> **What is being asked**
Copy out every line of the records below exactly, in the same order.

> **Material provided**
+ + + + + + +

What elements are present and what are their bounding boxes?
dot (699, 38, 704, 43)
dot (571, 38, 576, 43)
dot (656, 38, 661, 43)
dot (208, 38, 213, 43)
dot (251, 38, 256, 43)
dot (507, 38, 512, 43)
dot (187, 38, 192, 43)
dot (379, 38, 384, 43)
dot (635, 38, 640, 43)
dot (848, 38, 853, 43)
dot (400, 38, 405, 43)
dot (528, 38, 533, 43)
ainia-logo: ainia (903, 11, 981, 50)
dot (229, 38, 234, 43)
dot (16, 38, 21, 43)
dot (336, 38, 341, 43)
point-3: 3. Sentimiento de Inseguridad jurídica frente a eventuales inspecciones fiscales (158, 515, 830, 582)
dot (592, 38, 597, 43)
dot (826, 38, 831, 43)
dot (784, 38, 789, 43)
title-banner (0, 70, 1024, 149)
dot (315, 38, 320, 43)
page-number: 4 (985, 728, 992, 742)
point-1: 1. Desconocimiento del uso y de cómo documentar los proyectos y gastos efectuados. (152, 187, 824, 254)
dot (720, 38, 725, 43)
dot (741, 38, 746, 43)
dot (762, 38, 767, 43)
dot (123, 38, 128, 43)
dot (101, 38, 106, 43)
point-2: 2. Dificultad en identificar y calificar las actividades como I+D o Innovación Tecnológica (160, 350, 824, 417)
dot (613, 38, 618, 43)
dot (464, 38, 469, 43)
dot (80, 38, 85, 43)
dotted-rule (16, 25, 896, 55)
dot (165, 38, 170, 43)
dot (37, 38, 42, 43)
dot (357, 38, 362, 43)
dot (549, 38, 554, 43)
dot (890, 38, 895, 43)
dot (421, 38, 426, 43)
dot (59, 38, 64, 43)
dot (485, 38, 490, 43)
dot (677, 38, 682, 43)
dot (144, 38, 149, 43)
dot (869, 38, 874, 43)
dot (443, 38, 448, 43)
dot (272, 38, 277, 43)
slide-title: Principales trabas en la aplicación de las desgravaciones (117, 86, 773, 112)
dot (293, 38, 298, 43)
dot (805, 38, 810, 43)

+ + + + + + +

> **Result below**
What elements are present and what are their bounding boxes?
dot (699, 38, 704, 43)
dot (571, 38, 576, 43)
dot (656, 38, 661, 43)
dot (208, 38, 213, 43)
dot (251, 38, 256, 43)
dot (507, 38, 512, 43)
dot (187, 38, 192, 43)
dot (379, 38, 384, 43)
dot (635, 38, 640, 43)
dot (848, 38, 853, 43)
dot (400, 38, 405, 43)
dot (528, 38, 533, 43)
ainia-logo: ainia (903, 11, 981, 50)
dot (229, 38, 234, 43)
dot (16, 38, 21, 43)
dot (336, 38, 341, 43)
point-3: 3. Sentimiento de Inseguridad jurídica frente a eventuales inspecciones fiscales (158, 515, 830, 582)
dot (592, 38, 597, 43)
dot (826, 38, 831, 43)
dot (784, 38, 789, 43)
title-banner (0, 70, 1024, 149)
dot (315, 38, 320, 43)
page-number: 4 (985, 728, 992, 742)
point-1: 1. Desconocimiento del uso y de cómo documentar los proyectos y gastos efectuados. (152, 187, 824, 254)
dot (720, 38, 725, 43)
dot (741, 38, 746, 43)
dot (762, 38, 767, 43)
dot (123, 38, 128, 43)
dot (101, 38, 106, 43)
point-2: 2. Dificultad en identificar y calificar las actividades como I+D o Innovación Tecnológica (160, 350, 824, 417)
dot (613, 38, 618, 43)
dot (464, 38, 469, 43)
dot (80, 38, 85, 43)
dotted-rule (16, 25, 896, 55)
dot (165, 38, 170, 43)
dot (37, 38, 42, 43)
dot (357, 38, 362, 43)
dot (549, 38, 554, 43)
dot (890, 38, 895, 43)
dot (421, 38, 426, 43)
dot (59, 38, 64, 43)
dot (485, 38, 490, 43)
dot (677, 38, 682, 43)
dot (144, 38, 149, 43)
dot (869, 38, 874, 43)
dot (443, 38, 448, 43)
dot (272, 38, 277, 43)
slide-title: Principales trabas en la aplicación de las desgravaciones (117, 86, 773, 112)
dot (293, 38, 298, 43)
dot (805, 38, 810, 43)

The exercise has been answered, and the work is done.